**Objective**: Print each line exactly as it is given.

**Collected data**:
------------

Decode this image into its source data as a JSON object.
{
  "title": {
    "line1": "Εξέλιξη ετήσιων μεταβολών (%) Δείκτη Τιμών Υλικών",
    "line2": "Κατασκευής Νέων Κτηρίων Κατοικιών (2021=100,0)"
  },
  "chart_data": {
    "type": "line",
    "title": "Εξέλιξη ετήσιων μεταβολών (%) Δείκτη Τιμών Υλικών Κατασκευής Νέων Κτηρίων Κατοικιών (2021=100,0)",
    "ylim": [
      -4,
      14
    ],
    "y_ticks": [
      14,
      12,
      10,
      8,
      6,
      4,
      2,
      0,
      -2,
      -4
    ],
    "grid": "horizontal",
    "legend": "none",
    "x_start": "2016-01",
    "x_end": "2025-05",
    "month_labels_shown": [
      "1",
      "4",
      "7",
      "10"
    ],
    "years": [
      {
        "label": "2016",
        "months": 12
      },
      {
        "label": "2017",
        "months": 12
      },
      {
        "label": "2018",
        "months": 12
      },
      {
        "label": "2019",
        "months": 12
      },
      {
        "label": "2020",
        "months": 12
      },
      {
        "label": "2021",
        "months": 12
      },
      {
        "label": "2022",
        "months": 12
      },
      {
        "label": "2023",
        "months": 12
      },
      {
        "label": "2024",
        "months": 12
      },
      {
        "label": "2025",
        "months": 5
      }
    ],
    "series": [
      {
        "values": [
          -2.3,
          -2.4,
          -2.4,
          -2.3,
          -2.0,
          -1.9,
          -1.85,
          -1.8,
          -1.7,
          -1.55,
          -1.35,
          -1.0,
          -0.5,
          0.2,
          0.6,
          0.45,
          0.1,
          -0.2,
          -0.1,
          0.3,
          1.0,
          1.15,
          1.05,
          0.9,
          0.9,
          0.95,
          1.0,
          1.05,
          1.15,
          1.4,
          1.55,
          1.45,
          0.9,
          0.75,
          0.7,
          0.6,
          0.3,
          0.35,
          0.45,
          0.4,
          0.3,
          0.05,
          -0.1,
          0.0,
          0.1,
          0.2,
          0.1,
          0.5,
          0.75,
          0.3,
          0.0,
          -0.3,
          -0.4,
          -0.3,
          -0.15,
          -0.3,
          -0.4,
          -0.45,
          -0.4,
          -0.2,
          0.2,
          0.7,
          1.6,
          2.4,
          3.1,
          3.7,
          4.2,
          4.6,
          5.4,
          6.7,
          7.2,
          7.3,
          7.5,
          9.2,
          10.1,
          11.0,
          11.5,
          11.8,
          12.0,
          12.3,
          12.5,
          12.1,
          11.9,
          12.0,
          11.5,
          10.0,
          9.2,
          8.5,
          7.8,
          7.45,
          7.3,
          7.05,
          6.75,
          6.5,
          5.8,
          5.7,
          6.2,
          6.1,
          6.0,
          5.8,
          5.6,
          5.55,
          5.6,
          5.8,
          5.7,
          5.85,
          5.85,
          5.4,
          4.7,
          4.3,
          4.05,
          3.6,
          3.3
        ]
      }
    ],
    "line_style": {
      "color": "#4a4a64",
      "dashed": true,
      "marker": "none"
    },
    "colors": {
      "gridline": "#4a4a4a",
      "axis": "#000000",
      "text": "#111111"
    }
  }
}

------------

**Solution to the problem**:
Decode this image into its source data as a JSON object.
{
  "title": {
    "line1": "Εξέλιξη ετήσιων μεταβολών (%) Δείκτη Τιμών Υλικών",
    "line2": "Κατασκευής Νέων Κτηρίων Κατοικιών (2021=100,0)"
  },
  "chart_data": {
    "type": "line",
    "title": "Εξέλιξη ετήσιων μεταβολών (%) Δείκτη Τιμών Υλικών Κατασκευής Νέων Κτηρίων Κατοικιών (2021=100,0)",
    "ylim": [
      -4,
      14
    ],
    "y_ticks": [
      14,
      12,
      10,
      8,
      6,
      4,
      2,
      0,
      -2,
      -4
    ],
    "grid": "horizontal",
    "legend": "none",
    "x_start": "2016-01",
    "x_end": "2025-05",
    "month_labels_shown": [
      "1",
      "4",
      "7",
      "10"
    ],
    "years": [
      {
        "label": "2016",
        "months": 12
      },
      {
        "label": "2017",
        "months": 12
      },
      {
        "label": "2018",
        "months": 12
      },
      {
        "label": "2019",
        "months": 12
      },
      {
        "label": "2020",
        "months": 12
      },
      {
        "label": "2021",
        "months": 12
      },
      {
        "label": "2022",
        "months": 12
      },
      {
        "label": "2023",
        "months": 12
      },
      {
        "label": "2024",
        "months": 12
      },
      {
        "label": "2025",
        "months": 5
      }
    ],
    "series": [
      {
        "values": [
          -2.3,
          -2.4,
          -2.4,
          -2.3,
          -2.0,
          -1.9,
          -1.85,
          -1.8,
          -1.7,
          -1.55,
          -1.35,
          -1.0,
          -0.5,
          0.2,
          0.6,
          0.45,
          0.1,
          -0.2,
          -0.1,
          0.3,
          1.0,
          1.15,
          1.05,
          0.9,
          0.9,
          0.95,
          1.0,
          1.05,
          1.15,
          1.4,
          1.55,
          1.45,
          0.9,
          0.75,
          0.7,
          0.6,
          0.3,
          0.35,
          0.45,
          0.4,
          0.3,
          0.05,
          -0.1,
          0.0,
          0.1,
          0.2,
          0.1,
          0.5,
          0.75,
          0.3,
          0.0,
          -0.3,
          -0.4,
          -0.3,
          -0.15,
          -0.3,
          -0.4,
          -0.45,
          -0.4,
          -0.2,
          0.2,
          0.7,
          1.6,
          2.4,
          3.1,
          3.7,
          4.2,
          4.6,
          5.4,
          6.7,
          7.2,
          7.3,
          7.5,
          9.2,
          10.1,
          11.0,
          11.5,
          11.8,
          12.0,
          12.3,
          12.5,
          12.1,
          11.9,
          12.0,
          11.5,
          10.0,
          9.2,
          8.5,
          7.8,
          7.45,
          7.3,
          7.05,
          6.75,
          6.5,
          5.8,
          5.7,
          6.2,
          6.1,
          6.0,
          5.8,
          5.6,
          5.55,
          5.6,
          5.8,
          5.7,
          5.85,
          5.85,
          5.4,
          4.7,
          4.3,
          4.05,
          3.6,
          3.3
        ]
      }
    ],
    "line_style": {
      "color": "#4a4a64",
      "dashed": true,
      "marker": "none"
    },
    "colors": {
      "gridline": "#4a4a4a",
      "axis": "#000000",
      "text": "#111111"
    }
  }
}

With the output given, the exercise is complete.